# RECORDS TO PROCESS
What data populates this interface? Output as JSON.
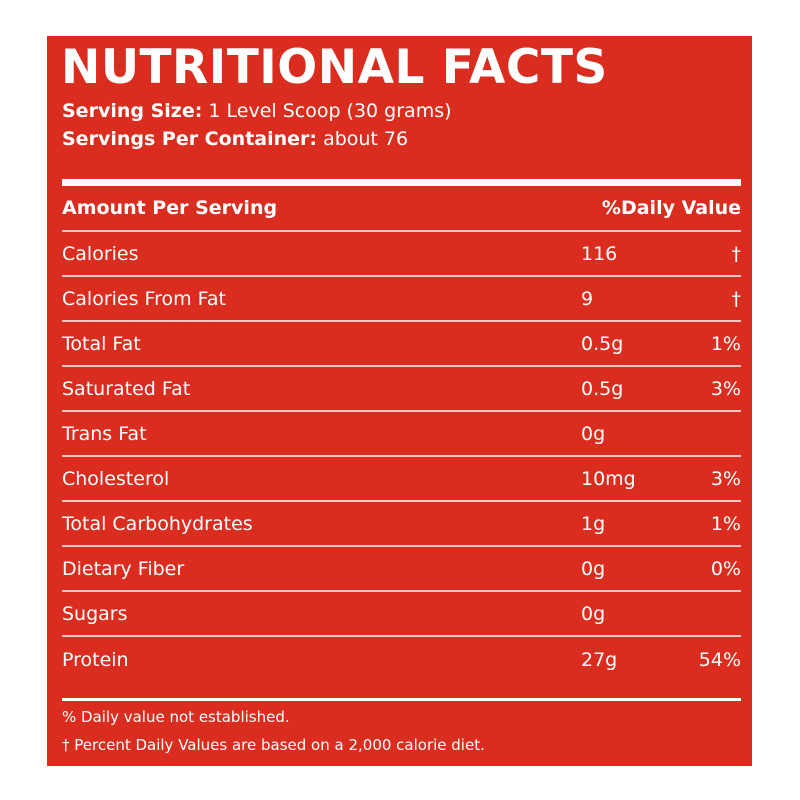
{
  "colors": {
    "panel_background": "#da2d1f",
    "text": "#ffffff",
    "row_divider": "#f4c9c3"
  },
  "title": "NUTRITIONAL FACTS",
  "serving": {
    "size_label": "Serving Size:",
    "size_value": "1 Level Scoop (30 grams)",
    "per_container_label": "Servings Per Container:",
    "per_container_value": "about 76"
  },
  "table": {
    "header": {
      "name": "Amount Per Serving",
      "daily_value": "%Daily Value"
    },
    "rows": [
      {
        "name": "Calories",
        "amount": "116",
        "dv": "†"
      },
      {
        "name": "Calories From Fat",
        "amount": "9",
        "dv": "†"
      },
      {
        "name": "Total Fat",
        "amount": "0.5g",
        "dv": "1%"
      },
      {
        "name": "Saturated Fat",
        "amount": "0.5g",
        "dv": "3%"
      },
      {
        "name": "Trans Fat",
        "amount": "0g",
        "dv": ""
      },
      {
        "name": "Cholesterol",
        "amount": "10mg",
        "dv": "3%"
      },
      {
        "name": "Total Carbohydrates",
        "amount": "1g",
        "dv": "1%"
      },
      {
        "name": "Dietary Fiber",
        "amount": "0g",
        "dv": "0%"
      },
      {
        "name": "Sugars",
        "amount": "0g",
        "dv": ""
      },
      {
        "name": "Protein",
        "amount": "27g",
        "dv": "54%"
      }
    ]
  },
  "footnotes": [
    "% Daily value not established.",
    "†  Percent Daily Values are based on a 2,000 calorie diet."
  ]
}
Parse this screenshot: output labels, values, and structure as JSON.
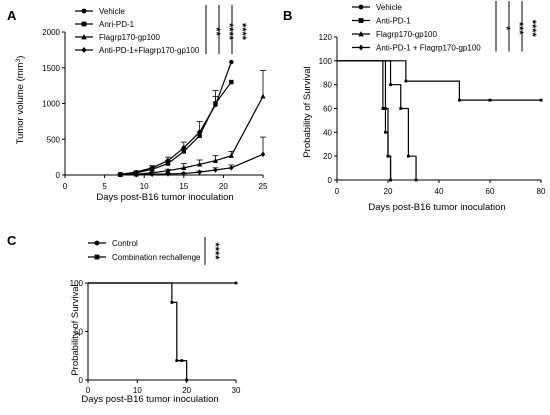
{
  "panels": {
    "a": {
      "letter": "A"
    },
    "b": {
      "letter": "B"
    },
    "c": {
      "letter": "C"
    }
  },
  "chart_data": [
    {
      "type": "line",
      "panel": "A",
      "xlabel": "Days post-B16 tumor inoculation",
      "ylabel": "Tumor volume (mm3)",
      "xlim": [
        0,
        25
      ],
      "ylim": [
        0,
        2000
      ],
      "xticks": [
        0,
        5,
        10,
        15,
        20,
        25
      ],
      "yticks": [
        0,
        500,
        1000,
        1500,
        2000
      ],
      "series": [
        {
          "name": "Vehicle",
          "marker": "circle",
          "x": [
            7,
            9,
            11,
            13,
            15,
            17,
            19,
            21
          ],
          "y": [
            10,
            40,
            100,
            200,
            380,
            600,
            980,
            1580
          ],
          "err": [
            5,
            15,
            30,
            50,
            80,
            150,
            200,
            0
          ]
        },
        {
          "name": "Anri-PD-1",
          "marker": "square",
          "x": [
            7,
            9,
            11,
            13,
            15,
            17,
            19,
            21
          ],
          "y": [
            10,
            30,
            80,
            160,
            330,
            550,
            1000,
            1300
          ],
          "err": [
            5,
            10,
            20,
            40,
            40,
            50,
            100,
            0
          ]
        },
        {
          "name": "Flagrp170-gp100",
          "marker": "triangle",
          "x": [
            7,
            9,
            11,
            13,
            15,
            17,
            19,
            21,
            25
          ],
          "y": [
            5,
            10,
            30,
            60,
            100,
            150,
            200,
            270,
            1100
          ],
          "err": [
            2,
            5,
            10,
            20,
            60,
            60,
            70,
            60,
            360
          ]
        },
        {
          "name": "Anti-PD-1+Flagrp170-gp100",
          "marker": "diamond",
          "x": [
            7,
            9,
            11,
            13,
            15,
            17,
            19,
            21,
            25
          ],
          "y": [
            2,
            5,
            10,
            15,
            20,
            40,
            70,
            100,
            290
          ],
          "err": [
            1,
            2,
            3,
            5,
            10,
            15,
            30,
            40,
            240
          ]
        }
      ],
      "significance": [
        "**",
        "****",
        "****"
      ]
    },
    {
      "type": "line",
      "panel": "B",
      "xlabel": "Days post-B16 tumor inoculation",
      "ylabel": "Probability of Survival",
      "xlim": [
        0,
        80
      ],
      "ylim": [
        0,
        120
      ],
      "xticks": [
        0,
        20,
        40,
        60,
        80
      ],
      "yticks": [
        0,
        20,
        40,
        60,
        80,
        100,
        120
      ],
      "series": [
        {
          "name": "Vehicle",
          "step": true,
          "x": [
            0,
            19,
            20,
            21
          ],
          "y": [
            100,
            60,
            20,
            0
          ]
        },
        {
          "name": "Anti-PD-1",
          "step": true,
          "x": [
            0,
            18,
            19,
            20,
            21
          ],
          "y": [
            100,
            60,
            40,
            20,
            0
          ]
        },
        {
          "name": "Flagrp170-gp100",
          "step": true,
          "x": [
            0,
            21,
            25,
            28,
            31
          ],
          "y": [
            100,
            80,
            60,
            20,
            0
          ]
        },
        {
          "name": "Anti-PD-1 + Flagrp170-gp100",
          "step": true,
          "x": [
            0,
            27,
            48,
            60,
            80
          ],
          "y": [
            100,
            83,
            67,
            67,
            67
          ]
        }
      ],
      "significance": [
        "*",
        "***",
        "****"
      ]
    },
    {
      "type": "line",
      "panel": "C",
      "xlabel": "Days post-B16 tumor inoculation",
      "ylabel": "Probability of Survival",
      "xlim": [
        0,
        30
      ],
      "ylim": [
        0,
        100
      ],
      "xticks": [
        0,
        10,
        20,
        30
      ],
      "yticks": [
        0,
        50,
        100
      ],
      "series": [
        {
          "name": "Control",
          "step": true,
          "x": [
            0,
            17,
            18,
            19,
            20
          ],
          "y": [
            100,
            80,
            20,
            20,
            0
          ]
        },
        {
          "name": "Combination rechallenge",
          "step": true,
          "x": [
            0,
            30
          ],
          "y": [
            100,
            100
          ]
        }
      ],
      "significance": [
        "****"
      ]
    }
  ]
}
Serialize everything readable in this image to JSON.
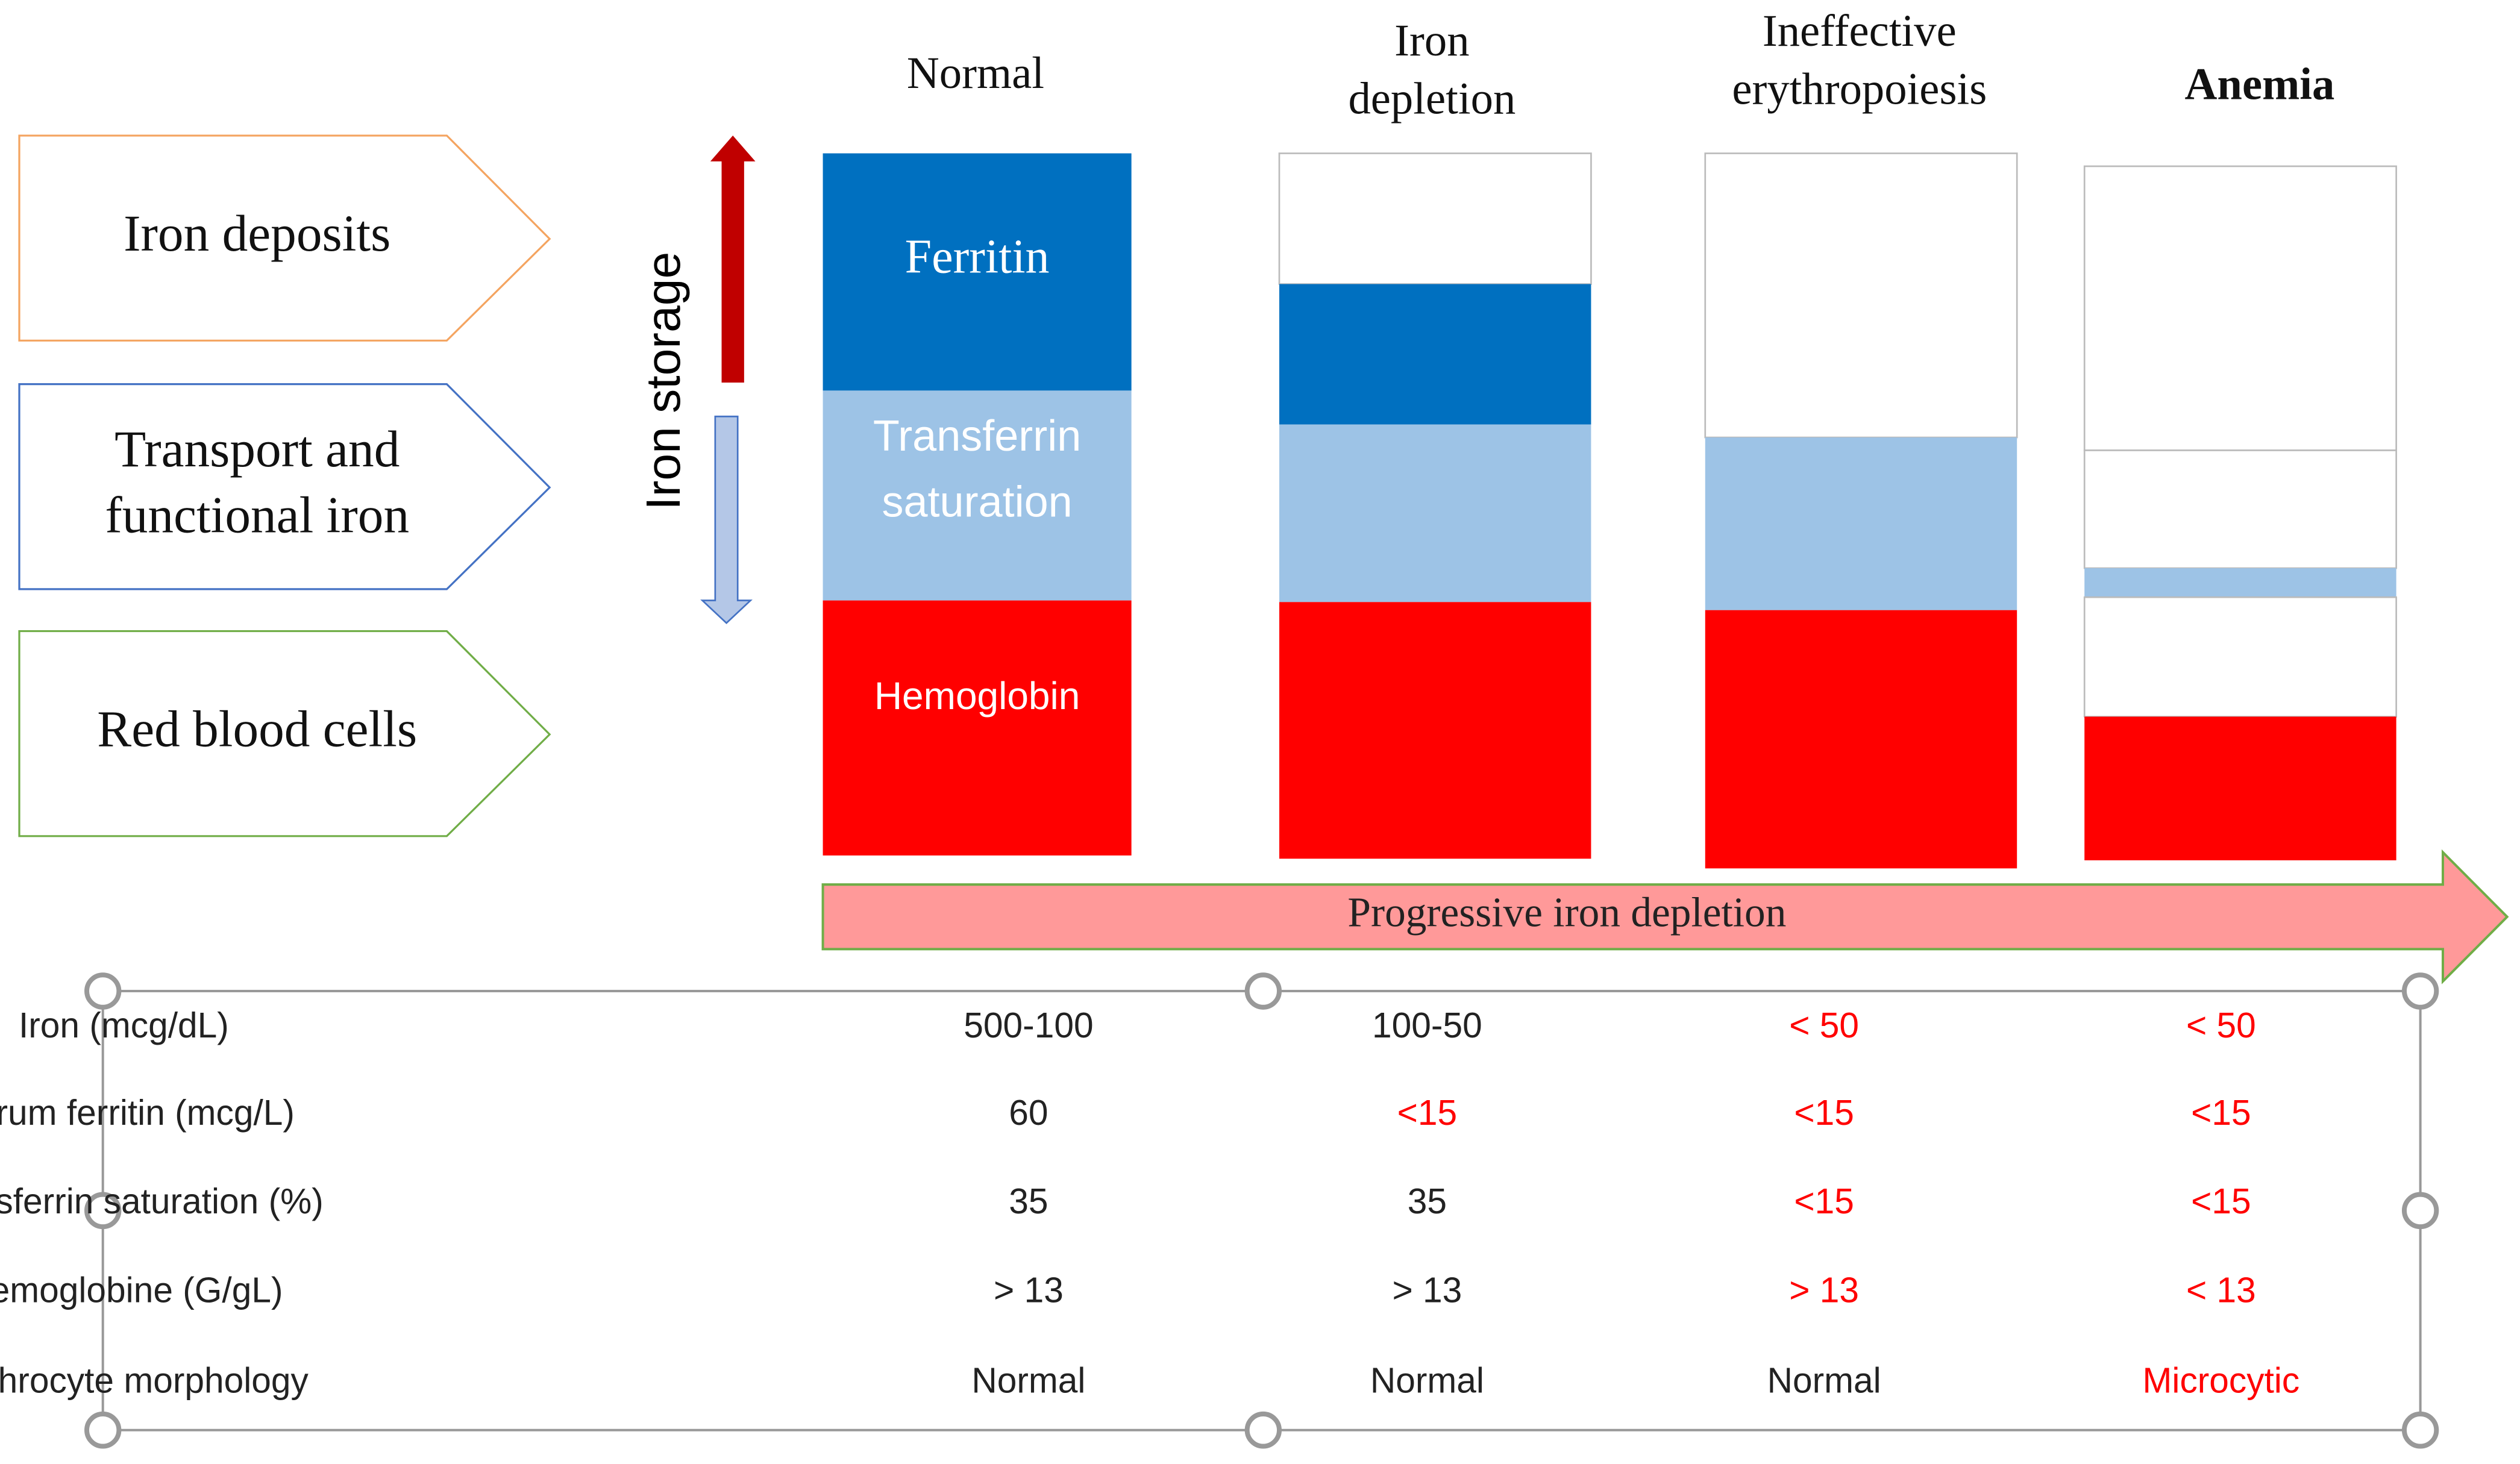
{
  "columns": [
    {
      "lines": [
        "Normal"
      ]
    },
    {
      "lines": [
        "Iron",
        "depletion"
      ]
    },
    {
      "lines": [
        "Ineffective",
        "erythropoiesis"
      ]
    },
    {
      "lines": [
        "Anemia"
      ],
      "bold": true
    }
  ],
  "compartments": [
    {
      "lines": [
        "Iron deposits"
      ],
      "color": "#f4a460"
    },
    {
      "lines": [
        "Transport and",
        "functional iron"
      ],
      "color": "#4472c4"
    },
    {
      "lines": [
        "Red blood cells"
      ],
      "color": "#70ad47"
    }
  ],
  "storage_label": "Iron  storage",
  "bar_labels": {
    "ferritin": "Ferritin",
    "transferrin": [
      "Transferrin",
      "saturation"
    ],
    "hemoglobin": "Hemoglobin"
  },
  "progression_label": "Progressive iron depletion",
  "table": {
    "rows": [
      {
        "label": "Iron (mcg/dL)",
        "cells": [
          "500-100",
          "100-50",
          "< 50",
          "< 50"
        ],
        "colors": [
          "#222",
          "#222",
          "#ff0000",
          "#ff0000"
        ]
      },
      {
        "label": "Serum ferritin (mcg/L)",
        "cells": [
          "60",
          "<15",
          "<15",
          "<15"
        ],
        "colors": [
          "#222",
          "#ff0000",
          "#ff0000",
          "#ff0000"
        ]
      },
      {
        "label": "Transferrin saturation (%)",
        "cells": [
          "35",
          "35",
          "<15",
          "<15"
        ],
        "colors": [
          "#222",
          "#222",
          "#ff0000",
          "#ff0000"
        ]
      },
      {
        "label": "Hemoglobine (G/gL)",
        "cells": [
          "> 13",
          "> 13",
          "> 13",
          "< 13"
        ],
        "colors": [
          "#222",
          "#222",
          "#ff0000",
          "#ff0000"
        ]
      },
      {
        "label": "erythrocyte morphology",
        "cells": [
          "Normal",
          "Normal",
          "Normal",
          "Microcytic"
        ],
        "colors": [
          "#222",
          "#222",
          "#222",
          "#ff0000"
        ]
      }
    ]
  }
}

# DIRECTIONS
Report the number of lines in the listing that contain the word "ferritin". No other words are permitted.

# RESULT FOR THIS TASK
2